# Quesito breve 1
Nel testo sulle statue, quale personaggio viene citato nell'ultima frase come schiavista?
-.-.-
Davvero vogliamo difendere le statue dei signori razzisti e schiavisti del mondo occidentale?
Il sistema sudista americano, ad esempio, è stato ritenuto peggiore di quello nordista. Poi è tornato a galla con l’apartheid, è vero, ma il tentativo di esautorarlo nel frattempo era stato compiuto. E il fatto che sia tornato a galla dimostra semmai la sua pericolosità nel tempo, e quindi le ragioni per continuare a condannarlo, per condannarlo anzi ancora di più.
E quindi mi stupisco del contrario, non che ci si accanisca su delle statue oggi, ma piuttosto che sia stato accettato per decenni di lasciarle dove stavano. Non costituivano infatti l’emblema di qualcosa che non era di fatto ancora morto, tutt’altro? Ma forse è proprio questo il motivo per cui non sono state tolte, perché il sistema innanzitutto mentale del razzismo e della discriminazione che non è mai morto nei fatti è stato in grado di impedirlo? Una sorta di concessione della parte bianca vincente – e ipocrita, dicevo: e questo esempio, io credo, lo dimostra ampiamente – a quella, sempre bianca, perdente?
Una faccenda tra cosiddetti bianchi insomma, sempre cioè tra i bianchi dominanti, pensata per rimanere sopra le teste dei cosiddetti neri?
Certo, uno schiavista potrebbe aver dedicata un statua perché è stato un combattente contro gli inglesi oppressori, o uno scienziato. Ma questo dovrebbe far dimenticare il fatto che sia stato un sudista schiavista? Che abbia combattuto contro gli inglesi lo si può scrivere sui libri di storia; che abbia creato un’opera intellettuale sarà testimoniato dall’opera stessa, il vero monumento alla sua intelligenza. Ma con la statua si nobilita un uomo – come dire? – nella sua interezza. Senza fare distinzioni tra pro e contro. E questo non è ammissibile per uno che comunque era uno schiavista, o no? Del resto, per lo stesso motivo mi chiedo se abbia un senso erigere statue per dei singoli uomini, un sorta di culto della persona che sembra non fare i conti non solo con i chiari scuri della natura umana, ma della storia. Forse le statue -mi scuso in anticipo per la provocazione – dovrebbero essere pensate provvisorie, se proprio occorre crearle per le necessità da manuale di psicoanalisi dei contemporanei o dei posteri, in modo da essere collocate su un piedistallo, sì, ma solo appoggiate, per essere facilmente rimosse appena venga considerato necessario, appena sia cambiato lo spirito dei tempi e il giudizio sulle persone rappresentate.
Infatti il giudizio degli uomini può cambiare nel tempo, mentre la statua intende esprimere un senso di immutabilità che non è nella natura delle cose, anche se a molti (tutti?) piacerebbe. Se le “statue rimovibili” esistessero già da tempo non ci sarebbero stati tumulti violenti come quelli attuali contro di esse, e non saremmo qui oggi a condannare la violenza di gesti del genere. Potremmo invece provare a concentrarci sulla vera questione, su cosa ci sia di giusto o sbagliato nelle rivendicazioni di chi non vuole sul piedistallo uomini collusi con lo schiavismo tanti anni prima – compreso Colombo, che schiavista fu -.
-.-.-
# Quesito breve 2
Trascrivi identiche le righe dei record, partendo dalla prima riga dei record e fermandoti dopo la riga che contiene "stop-value-input-1[interactable]: 47: [504, 346, 550, 384]", inclusa.

Record di elementi e coordinate
-.-.-
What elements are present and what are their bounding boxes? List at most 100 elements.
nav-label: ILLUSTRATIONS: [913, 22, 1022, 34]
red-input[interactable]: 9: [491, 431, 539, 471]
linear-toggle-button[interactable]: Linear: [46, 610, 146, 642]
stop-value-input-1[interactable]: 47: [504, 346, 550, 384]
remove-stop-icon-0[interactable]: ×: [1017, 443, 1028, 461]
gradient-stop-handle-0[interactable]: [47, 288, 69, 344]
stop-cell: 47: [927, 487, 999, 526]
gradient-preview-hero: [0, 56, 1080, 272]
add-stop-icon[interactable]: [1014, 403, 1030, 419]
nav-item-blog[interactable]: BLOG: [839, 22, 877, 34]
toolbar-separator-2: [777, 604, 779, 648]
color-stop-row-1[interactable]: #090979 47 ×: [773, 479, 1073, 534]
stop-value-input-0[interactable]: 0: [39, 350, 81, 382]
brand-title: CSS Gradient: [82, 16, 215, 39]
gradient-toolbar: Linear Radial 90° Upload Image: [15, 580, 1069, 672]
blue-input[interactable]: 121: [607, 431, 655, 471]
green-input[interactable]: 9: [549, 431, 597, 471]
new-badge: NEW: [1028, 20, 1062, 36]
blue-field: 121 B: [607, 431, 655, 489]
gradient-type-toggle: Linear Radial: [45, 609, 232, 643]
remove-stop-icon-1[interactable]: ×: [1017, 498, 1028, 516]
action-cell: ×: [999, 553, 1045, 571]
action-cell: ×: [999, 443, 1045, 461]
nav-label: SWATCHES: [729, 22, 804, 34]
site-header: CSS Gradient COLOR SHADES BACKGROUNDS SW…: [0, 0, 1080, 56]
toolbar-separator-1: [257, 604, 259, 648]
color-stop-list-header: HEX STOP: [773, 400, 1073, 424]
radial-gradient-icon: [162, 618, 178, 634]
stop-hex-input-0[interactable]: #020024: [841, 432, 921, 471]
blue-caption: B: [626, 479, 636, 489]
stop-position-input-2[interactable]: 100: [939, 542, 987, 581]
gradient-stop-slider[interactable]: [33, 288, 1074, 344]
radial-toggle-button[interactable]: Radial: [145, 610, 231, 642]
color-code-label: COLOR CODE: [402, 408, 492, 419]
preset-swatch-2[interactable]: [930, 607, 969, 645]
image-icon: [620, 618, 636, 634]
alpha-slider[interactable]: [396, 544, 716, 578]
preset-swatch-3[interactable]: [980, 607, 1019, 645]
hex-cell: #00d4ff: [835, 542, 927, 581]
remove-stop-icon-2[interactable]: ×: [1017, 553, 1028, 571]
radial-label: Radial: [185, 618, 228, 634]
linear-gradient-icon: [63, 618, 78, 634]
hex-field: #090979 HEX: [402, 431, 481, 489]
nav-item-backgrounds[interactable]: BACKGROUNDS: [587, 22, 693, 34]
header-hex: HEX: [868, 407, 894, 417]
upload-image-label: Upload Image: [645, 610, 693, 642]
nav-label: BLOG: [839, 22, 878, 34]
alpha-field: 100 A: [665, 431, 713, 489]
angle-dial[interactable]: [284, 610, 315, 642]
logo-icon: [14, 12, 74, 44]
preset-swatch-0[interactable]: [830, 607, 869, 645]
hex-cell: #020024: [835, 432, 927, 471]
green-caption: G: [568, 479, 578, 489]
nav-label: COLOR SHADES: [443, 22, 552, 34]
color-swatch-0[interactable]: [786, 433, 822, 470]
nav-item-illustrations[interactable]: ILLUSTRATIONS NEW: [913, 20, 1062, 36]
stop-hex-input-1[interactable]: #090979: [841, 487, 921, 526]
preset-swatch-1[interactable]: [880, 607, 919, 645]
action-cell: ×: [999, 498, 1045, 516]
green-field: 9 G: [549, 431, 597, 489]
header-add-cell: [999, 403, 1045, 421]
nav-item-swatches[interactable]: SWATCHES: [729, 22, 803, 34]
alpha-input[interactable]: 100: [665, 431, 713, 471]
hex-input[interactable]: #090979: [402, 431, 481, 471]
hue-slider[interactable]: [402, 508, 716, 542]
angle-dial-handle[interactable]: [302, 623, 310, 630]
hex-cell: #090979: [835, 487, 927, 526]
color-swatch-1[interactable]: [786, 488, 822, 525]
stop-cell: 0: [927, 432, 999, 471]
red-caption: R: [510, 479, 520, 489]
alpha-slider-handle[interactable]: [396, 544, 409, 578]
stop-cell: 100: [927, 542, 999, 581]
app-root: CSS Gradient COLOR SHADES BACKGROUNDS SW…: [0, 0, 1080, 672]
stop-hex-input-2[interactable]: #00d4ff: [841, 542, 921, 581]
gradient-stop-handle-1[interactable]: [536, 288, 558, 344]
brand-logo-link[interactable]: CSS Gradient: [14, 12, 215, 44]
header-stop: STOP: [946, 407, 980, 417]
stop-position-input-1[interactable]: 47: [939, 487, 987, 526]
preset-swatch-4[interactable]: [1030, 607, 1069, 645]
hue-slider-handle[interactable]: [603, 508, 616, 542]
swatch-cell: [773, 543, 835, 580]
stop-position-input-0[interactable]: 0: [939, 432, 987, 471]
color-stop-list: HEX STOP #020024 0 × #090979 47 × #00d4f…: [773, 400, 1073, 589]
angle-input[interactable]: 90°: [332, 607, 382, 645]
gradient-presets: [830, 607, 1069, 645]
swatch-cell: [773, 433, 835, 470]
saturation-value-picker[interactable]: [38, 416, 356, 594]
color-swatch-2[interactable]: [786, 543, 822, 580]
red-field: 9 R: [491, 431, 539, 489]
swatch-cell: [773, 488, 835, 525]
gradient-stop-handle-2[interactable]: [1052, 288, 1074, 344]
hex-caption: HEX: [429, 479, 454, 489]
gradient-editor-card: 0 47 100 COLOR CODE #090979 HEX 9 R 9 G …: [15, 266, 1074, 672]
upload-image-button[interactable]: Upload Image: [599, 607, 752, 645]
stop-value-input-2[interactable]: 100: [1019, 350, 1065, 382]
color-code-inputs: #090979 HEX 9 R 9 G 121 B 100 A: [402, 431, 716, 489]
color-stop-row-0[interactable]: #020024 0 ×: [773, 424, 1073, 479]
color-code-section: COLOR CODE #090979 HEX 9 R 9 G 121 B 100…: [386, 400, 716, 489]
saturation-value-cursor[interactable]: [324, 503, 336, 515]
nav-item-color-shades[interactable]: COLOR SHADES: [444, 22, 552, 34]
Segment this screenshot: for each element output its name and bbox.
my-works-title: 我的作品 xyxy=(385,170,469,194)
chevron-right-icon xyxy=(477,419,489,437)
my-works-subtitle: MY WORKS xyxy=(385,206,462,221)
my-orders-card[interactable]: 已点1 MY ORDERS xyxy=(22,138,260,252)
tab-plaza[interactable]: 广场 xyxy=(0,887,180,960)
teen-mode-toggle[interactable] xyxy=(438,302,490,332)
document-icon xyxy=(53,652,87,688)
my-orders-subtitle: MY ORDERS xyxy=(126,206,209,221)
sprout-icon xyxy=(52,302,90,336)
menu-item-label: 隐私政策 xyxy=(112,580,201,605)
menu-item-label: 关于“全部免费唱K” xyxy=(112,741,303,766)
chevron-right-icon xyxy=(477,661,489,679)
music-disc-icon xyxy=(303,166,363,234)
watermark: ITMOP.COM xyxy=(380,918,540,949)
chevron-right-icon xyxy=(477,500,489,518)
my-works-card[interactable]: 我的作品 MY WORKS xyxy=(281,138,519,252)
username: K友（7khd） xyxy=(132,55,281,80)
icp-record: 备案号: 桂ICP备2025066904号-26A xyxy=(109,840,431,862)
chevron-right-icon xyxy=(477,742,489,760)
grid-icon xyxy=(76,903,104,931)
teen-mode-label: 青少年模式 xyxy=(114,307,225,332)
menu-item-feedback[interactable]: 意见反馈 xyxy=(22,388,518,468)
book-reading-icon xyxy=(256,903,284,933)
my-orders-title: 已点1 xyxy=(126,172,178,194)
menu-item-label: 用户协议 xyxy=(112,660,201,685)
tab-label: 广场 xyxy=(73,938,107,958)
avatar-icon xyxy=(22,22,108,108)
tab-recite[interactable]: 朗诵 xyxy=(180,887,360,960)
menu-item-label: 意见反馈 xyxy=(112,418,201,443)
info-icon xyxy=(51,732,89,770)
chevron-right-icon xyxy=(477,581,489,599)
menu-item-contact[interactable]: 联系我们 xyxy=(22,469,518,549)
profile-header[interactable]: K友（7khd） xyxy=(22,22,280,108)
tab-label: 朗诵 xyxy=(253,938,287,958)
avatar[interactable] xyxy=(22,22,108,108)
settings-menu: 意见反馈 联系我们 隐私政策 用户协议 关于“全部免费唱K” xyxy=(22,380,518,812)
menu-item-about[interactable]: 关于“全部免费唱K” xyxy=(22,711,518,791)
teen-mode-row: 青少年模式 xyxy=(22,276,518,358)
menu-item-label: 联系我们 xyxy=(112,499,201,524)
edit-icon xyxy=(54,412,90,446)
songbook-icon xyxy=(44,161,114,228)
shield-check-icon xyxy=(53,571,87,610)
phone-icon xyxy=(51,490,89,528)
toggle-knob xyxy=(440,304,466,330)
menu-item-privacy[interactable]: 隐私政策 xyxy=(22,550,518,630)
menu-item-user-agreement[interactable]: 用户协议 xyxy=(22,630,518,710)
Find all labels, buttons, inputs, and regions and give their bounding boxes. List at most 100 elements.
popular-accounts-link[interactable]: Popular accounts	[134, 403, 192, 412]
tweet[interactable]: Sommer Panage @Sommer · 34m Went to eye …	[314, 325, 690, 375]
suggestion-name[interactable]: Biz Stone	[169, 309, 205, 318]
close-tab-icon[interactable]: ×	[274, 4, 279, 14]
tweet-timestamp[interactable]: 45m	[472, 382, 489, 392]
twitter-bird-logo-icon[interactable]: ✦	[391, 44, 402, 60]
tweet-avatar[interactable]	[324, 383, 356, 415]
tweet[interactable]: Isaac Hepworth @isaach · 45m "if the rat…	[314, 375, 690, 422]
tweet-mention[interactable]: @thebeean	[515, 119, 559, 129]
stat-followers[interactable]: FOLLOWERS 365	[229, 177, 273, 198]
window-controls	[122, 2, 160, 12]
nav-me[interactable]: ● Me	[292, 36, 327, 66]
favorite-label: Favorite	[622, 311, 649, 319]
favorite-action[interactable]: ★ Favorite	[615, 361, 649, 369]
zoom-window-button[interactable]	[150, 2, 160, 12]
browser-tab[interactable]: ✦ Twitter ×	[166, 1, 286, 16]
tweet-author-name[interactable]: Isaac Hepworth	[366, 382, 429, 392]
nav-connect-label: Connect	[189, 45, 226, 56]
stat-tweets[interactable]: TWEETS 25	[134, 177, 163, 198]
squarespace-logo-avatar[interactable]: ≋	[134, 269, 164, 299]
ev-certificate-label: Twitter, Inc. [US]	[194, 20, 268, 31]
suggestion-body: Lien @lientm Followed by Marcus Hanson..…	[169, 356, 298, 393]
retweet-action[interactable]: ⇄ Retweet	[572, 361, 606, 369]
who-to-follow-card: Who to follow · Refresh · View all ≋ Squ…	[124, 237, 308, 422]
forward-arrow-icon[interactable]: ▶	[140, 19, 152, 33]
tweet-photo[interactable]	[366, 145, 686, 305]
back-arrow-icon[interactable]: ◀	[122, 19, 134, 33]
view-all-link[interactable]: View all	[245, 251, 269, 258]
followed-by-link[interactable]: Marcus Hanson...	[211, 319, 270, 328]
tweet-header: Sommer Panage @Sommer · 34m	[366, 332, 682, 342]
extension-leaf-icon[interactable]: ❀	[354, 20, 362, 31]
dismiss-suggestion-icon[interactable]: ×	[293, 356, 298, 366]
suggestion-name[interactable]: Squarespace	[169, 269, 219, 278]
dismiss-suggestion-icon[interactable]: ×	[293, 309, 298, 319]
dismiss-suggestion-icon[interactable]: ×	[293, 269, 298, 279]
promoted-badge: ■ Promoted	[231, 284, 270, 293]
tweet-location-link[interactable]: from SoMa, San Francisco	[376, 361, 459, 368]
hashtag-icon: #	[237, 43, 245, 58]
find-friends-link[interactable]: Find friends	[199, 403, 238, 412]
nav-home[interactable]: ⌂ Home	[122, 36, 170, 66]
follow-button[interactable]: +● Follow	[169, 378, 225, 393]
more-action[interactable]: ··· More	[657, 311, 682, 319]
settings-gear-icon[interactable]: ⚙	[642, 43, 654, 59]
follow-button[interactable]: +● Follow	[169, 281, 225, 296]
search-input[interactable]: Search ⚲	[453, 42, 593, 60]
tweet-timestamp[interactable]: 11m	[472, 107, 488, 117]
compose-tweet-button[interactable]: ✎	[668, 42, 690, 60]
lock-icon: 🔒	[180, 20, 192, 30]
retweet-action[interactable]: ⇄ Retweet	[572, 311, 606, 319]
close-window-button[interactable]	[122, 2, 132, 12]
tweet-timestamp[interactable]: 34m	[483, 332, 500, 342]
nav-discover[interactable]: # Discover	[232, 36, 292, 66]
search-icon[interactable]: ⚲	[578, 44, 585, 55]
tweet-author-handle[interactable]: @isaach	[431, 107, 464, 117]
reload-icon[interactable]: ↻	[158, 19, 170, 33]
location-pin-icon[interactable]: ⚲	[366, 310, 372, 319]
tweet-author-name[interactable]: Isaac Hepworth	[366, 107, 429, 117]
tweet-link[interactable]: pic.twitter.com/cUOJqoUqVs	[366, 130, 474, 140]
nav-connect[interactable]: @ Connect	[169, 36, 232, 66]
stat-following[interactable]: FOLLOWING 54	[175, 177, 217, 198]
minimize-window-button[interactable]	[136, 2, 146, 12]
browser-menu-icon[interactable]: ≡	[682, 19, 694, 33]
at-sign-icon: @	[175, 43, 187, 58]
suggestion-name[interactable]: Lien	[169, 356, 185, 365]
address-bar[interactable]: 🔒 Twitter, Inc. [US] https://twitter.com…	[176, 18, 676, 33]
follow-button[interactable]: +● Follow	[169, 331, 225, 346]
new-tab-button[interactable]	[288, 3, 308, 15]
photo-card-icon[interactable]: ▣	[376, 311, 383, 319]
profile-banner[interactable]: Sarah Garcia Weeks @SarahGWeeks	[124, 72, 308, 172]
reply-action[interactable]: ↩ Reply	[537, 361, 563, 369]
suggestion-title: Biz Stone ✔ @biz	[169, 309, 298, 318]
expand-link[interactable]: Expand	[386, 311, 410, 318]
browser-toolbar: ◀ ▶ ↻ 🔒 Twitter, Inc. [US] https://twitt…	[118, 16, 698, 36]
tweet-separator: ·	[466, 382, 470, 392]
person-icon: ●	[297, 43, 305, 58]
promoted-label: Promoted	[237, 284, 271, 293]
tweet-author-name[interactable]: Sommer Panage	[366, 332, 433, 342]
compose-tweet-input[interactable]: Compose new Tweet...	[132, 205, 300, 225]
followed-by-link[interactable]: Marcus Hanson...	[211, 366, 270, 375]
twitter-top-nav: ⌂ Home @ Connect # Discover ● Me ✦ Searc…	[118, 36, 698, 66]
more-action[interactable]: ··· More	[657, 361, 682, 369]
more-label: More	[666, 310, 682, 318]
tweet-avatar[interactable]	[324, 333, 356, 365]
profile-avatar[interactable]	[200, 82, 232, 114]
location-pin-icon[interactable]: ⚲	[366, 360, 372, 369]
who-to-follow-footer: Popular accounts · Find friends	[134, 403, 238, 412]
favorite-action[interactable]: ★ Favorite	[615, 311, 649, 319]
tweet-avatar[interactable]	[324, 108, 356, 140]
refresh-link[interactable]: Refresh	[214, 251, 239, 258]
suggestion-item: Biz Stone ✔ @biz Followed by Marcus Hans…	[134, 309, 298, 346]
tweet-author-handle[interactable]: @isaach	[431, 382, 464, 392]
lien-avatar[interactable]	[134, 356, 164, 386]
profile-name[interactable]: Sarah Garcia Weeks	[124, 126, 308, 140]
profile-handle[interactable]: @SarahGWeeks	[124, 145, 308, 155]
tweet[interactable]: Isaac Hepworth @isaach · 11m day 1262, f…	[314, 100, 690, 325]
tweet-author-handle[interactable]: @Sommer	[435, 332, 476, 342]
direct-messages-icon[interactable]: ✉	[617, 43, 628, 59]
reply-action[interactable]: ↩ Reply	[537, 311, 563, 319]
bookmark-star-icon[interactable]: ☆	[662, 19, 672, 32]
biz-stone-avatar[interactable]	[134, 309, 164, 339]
-.-.-
# Risposta completa 1
Colombo.

# Risposta completa 2
What elements are present and what are their bounding boxes? List at most 100 elements.
nav-label: ILLUSTRATIONS: [913, 22, 1022, 34]
red-input[interactable]: 9: [491, 431, 539, 471]
linear-toggle-button[interactable]: Linear: [46, 610, 146, 642]
stop-value-input-1[interactable]: 47: [504, 346, 550, 384]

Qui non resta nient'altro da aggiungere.